§ **PROBLEM DESCRIPTION**:
Identify the lines that contain the string "your" and copy all of them.

§ **MATERIALS PROVIDED**:
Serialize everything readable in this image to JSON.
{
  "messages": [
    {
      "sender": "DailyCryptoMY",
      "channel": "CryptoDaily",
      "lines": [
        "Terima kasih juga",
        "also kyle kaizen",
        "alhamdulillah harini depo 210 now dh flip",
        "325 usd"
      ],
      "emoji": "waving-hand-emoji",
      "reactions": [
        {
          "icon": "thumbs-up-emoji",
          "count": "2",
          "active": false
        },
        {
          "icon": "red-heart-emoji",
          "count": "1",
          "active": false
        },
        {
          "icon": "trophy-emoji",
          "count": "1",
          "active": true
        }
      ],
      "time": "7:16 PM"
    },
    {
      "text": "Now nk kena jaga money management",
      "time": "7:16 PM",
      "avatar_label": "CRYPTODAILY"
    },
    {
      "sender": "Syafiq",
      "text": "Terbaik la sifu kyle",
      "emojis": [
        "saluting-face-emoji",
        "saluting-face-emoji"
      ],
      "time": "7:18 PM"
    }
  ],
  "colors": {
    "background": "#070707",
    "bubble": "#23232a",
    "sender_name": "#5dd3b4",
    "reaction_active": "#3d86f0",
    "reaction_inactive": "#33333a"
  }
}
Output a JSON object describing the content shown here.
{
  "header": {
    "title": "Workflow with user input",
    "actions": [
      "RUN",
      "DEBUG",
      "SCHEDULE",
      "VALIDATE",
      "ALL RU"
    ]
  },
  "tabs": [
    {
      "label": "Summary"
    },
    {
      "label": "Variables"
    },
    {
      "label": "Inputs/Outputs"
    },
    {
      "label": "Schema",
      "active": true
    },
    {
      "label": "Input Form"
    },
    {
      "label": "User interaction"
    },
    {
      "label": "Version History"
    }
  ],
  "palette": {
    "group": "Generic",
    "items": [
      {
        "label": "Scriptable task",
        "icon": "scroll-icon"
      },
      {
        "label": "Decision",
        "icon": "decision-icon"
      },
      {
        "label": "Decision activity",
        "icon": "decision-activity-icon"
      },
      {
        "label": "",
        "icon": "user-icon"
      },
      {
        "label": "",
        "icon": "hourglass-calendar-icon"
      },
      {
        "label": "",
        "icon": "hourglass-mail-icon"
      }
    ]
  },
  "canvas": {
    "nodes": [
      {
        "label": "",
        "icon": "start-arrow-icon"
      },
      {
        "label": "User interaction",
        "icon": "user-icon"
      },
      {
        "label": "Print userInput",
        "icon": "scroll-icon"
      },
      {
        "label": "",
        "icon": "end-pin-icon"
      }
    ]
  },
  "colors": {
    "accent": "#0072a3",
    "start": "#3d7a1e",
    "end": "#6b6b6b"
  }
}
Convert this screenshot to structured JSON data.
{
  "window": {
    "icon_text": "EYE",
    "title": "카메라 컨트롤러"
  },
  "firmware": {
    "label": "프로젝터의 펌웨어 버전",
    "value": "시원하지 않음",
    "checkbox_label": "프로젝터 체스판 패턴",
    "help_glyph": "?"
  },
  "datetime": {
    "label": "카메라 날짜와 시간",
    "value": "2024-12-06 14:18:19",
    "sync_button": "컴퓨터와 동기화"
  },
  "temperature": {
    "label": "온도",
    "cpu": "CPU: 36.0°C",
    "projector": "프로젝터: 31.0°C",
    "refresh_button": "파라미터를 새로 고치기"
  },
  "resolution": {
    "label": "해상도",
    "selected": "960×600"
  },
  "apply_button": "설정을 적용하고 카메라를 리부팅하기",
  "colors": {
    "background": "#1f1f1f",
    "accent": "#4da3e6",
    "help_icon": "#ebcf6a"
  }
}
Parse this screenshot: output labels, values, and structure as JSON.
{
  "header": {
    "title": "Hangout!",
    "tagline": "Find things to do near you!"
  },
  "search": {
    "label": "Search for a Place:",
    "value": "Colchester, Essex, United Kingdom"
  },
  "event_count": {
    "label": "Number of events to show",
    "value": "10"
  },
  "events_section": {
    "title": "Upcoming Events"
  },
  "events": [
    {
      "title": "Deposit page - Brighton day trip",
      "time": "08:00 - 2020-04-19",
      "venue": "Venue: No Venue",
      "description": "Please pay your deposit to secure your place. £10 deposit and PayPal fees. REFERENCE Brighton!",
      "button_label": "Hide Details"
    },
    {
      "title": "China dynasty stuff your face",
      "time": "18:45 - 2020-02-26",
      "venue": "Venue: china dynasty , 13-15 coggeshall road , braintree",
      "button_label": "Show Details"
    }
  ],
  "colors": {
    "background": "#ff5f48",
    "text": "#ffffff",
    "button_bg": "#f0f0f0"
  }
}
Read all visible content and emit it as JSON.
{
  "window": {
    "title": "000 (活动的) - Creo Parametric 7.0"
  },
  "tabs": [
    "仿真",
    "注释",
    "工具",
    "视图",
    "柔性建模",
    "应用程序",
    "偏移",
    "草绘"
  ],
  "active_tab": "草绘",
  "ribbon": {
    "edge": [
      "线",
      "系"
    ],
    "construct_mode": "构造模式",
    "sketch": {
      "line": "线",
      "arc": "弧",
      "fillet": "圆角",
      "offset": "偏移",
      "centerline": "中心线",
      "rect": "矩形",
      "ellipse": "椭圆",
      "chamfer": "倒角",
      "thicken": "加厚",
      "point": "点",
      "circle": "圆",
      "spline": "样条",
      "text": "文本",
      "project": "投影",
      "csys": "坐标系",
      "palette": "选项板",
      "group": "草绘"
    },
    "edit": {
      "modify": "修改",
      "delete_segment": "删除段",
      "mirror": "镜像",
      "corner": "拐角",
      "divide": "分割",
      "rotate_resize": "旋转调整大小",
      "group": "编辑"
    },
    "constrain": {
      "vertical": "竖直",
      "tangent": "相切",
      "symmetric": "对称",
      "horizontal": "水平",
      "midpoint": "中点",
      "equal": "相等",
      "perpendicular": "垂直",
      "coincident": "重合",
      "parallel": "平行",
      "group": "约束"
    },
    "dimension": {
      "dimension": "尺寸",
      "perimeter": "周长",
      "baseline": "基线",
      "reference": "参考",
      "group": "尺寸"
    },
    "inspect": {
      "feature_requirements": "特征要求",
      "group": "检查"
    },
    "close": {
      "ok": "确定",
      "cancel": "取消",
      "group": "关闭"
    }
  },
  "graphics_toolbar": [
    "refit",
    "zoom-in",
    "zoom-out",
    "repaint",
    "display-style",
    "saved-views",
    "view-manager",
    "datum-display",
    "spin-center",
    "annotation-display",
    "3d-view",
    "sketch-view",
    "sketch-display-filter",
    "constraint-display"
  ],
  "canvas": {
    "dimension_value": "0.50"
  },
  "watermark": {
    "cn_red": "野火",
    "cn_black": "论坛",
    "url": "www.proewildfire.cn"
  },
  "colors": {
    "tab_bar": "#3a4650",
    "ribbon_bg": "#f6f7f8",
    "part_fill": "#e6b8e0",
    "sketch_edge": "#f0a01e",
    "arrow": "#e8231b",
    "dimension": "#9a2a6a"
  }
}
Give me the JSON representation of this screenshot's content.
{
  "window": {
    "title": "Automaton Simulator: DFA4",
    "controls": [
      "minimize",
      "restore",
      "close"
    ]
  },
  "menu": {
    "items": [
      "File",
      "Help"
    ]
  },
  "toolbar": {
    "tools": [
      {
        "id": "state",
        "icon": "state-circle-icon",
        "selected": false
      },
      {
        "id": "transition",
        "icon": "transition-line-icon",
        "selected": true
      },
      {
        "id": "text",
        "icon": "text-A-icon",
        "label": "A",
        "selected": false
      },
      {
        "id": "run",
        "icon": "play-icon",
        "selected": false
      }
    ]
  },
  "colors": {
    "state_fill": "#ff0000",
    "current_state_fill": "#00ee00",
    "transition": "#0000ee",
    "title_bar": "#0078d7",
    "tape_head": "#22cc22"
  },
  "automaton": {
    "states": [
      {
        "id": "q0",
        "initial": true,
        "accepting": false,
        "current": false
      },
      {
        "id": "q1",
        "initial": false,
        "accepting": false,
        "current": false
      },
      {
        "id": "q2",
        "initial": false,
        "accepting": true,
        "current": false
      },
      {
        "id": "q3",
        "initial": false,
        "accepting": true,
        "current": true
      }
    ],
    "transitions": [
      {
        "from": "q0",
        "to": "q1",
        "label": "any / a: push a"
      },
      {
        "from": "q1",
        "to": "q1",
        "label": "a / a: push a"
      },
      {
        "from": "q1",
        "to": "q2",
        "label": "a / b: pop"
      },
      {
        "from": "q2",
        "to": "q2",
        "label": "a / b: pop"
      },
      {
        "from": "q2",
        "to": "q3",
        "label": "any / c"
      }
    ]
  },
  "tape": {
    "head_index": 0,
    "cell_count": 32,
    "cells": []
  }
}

§ **SOLUTION**:
      "description": "Please pay your deposit to secure your place. £10 deposit and PayPal fees. REFERENCE Brighton!",
      "title": "China dynasty stuff your face",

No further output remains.